MATERIAL PROVIDED:
....

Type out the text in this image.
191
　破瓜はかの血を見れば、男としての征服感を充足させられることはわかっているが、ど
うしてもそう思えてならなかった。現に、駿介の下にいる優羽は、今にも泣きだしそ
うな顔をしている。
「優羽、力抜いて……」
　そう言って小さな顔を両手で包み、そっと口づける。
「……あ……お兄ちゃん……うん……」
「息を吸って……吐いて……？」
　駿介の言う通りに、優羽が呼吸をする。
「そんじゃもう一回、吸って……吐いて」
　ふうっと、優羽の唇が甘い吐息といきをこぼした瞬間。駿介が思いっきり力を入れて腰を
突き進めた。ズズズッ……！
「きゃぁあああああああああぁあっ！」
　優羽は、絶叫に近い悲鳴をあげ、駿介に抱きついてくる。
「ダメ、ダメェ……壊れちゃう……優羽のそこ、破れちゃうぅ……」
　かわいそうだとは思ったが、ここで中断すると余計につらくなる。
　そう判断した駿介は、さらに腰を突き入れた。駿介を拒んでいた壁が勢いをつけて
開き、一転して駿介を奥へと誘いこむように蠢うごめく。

....

CHALLENGE:
Print every record above exactly as written.

WRITTEN ANSWER:
Type out the text in this image.
191
　破瓜はかの血を見れば、男としての征服感を充足させられることはわかっているが、ど
うしてもそう思えてならなかった。現に、駿介の下にいる優羽は、今にも泣きだしそ
うな顔をしている。
「優羽、力抜いて……」
　そう言って小さな顔を両手で包み、そっと口づける。
「……あ……お兄ちゃん……うん……」
「息を吸って……吐いて……？」
　駿介の言う通りに、優羽が呼吸をする。
「そんじゃもう一回、吸って……吐いて」
　ふうっと、優羽の唇が甘い吐息といきをこぼした瞬間。駿介が思いっきり力を入れて腰を
突き進めた。ズズズッ……！
「きゃぁあああああああああぁあっ！」
　優羽は、絶叫に近い悲鳴をあげ、駿介に抱きついてくる。
「ダメ、ダメェ……壊れちゃう……優羽のそこ、破れちゃうぅ……」
　かわいそうだとは思ったが、ここで中断すると余計につらくなる。
　そう判断した駿介は、さらに腰を突き入れた。駿介を拒んでいた壁が勢いをつけて
開き、一転して駿介を奥へと誘いこむように蠢うごめく。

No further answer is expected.